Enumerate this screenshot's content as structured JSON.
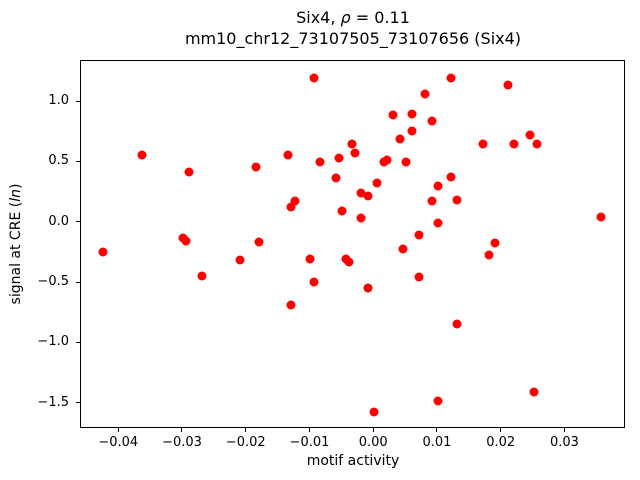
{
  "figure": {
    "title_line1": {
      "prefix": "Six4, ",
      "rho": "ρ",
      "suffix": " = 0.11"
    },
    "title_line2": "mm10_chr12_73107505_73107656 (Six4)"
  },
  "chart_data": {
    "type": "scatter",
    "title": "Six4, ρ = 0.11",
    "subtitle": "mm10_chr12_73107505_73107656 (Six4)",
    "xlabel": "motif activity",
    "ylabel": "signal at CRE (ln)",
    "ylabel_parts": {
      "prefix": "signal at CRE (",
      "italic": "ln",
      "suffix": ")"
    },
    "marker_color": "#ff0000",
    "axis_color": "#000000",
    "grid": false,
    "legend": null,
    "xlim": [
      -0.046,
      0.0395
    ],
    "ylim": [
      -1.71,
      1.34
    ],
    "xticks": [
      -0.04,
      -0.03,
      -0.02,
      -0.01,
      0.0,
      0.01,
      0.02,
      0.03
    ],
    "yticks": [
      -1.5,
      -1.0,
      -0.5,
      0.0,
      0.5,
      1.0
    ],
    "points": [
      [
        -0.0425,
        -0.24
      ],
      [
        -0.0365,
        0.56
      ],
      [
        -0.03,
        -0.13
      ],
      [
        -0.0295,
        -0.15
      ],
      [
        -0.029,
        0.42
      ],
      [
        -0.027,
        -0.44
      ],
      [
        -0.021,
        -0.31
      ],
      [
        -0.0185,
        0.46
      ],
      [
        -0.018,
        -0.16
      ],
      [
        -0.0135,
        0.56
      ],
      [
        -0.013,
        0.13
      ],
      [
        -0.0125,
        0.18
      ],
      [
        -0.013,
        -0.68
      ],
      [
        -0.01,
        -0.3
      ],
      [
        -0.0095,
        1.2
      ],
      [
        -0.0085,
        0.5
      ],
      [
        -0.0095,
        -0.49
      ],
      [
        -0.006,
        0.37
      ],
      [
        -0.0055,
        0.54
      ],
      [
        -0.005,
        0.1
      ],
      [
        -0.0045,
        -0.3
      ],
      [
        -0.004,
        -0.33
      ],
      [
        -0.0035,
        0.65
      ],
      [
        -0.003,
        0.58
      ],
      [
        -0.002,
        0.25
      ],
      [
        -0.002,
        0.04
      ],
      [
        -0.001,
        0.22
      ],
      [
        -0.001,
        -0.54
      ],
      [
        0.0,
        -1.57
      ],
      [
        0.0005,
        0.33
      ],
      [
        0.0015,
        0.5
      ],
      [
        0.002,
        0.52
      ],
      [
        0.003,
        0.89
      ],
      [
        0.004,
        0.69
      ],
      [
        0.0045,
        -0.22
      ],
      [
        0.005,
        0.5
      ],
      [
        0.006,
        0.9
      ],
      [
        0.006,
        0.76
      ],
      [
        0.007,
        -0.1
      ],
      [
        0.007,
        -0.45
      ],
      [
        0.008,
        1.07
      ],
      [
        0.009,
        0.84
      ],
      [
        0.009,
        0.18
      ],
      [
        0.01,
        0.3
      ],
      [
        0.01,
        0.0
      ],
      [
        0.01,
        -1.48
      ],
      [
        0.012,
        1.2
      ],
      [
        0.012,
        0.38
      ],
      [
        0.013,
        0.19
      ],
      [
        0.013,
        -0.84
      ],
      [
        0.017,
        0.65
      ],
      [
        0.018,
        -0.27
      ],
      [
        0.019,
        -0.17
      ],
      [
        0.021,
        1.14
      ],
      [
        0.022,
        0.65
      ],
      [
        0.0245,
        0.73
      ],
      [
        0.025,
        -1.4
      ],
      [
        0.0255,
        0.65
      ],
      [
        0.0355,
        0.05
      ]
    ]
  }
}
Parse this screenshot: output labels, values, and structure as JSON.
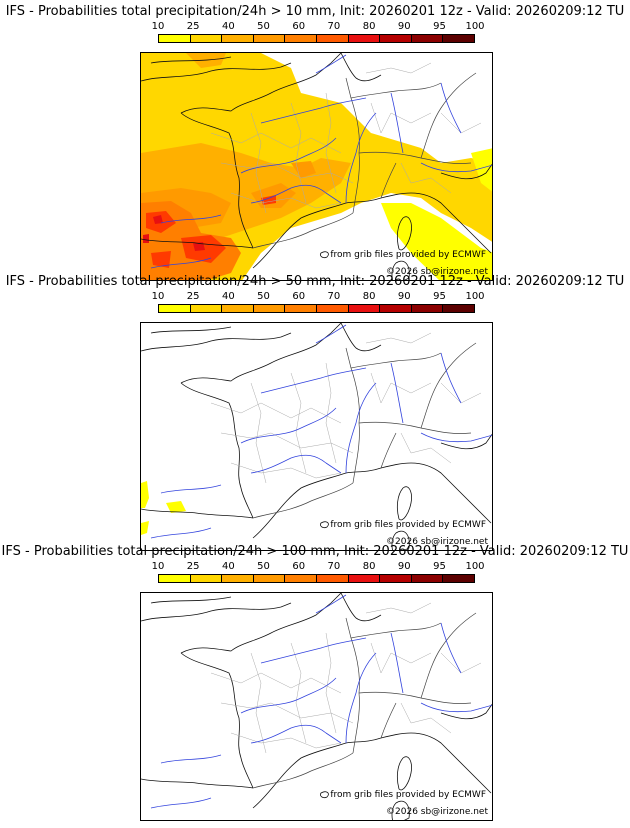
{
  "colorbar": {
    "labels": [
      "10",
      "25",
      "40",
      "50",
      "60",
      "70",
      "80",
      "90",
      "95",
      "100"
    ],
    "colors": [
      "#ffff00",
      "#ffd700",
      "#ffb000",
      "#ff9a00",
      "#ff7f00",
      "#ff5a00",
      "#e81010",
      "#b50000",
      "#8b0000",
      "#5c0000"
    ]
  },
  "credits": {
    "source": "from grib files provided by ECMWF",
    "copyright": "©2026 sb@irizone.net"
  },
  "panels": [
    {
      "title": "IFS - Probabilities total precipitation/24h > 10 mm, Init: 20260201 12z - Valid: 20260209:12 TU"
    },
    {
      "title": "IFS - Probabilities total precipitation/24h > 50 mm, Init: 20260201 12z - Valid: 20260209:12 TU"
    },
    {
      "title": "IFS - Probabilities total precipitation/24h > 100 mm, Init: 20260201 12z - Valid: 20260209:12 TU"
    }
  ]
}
★ ★ ★ ★ ★ ★ ★
● GOAL
Filter lines by "Valid" and return each hit.

● IN RESPONSE
      "title": "IFS - Probabilities total precipitation/24h > 10 mm, Init: 20260201 12z - Valid: 20260209:12 TU"
      "title": "IFS - Probabilities total precipitation/24h > 50 mm, Init: 20260201 12z - Valid: 20260209:12 TU"
      "title": "IFS - Probabilities total precipitation/24h > 100 mm, Init: 20260201 12z - Valid: 20260209:12 TU"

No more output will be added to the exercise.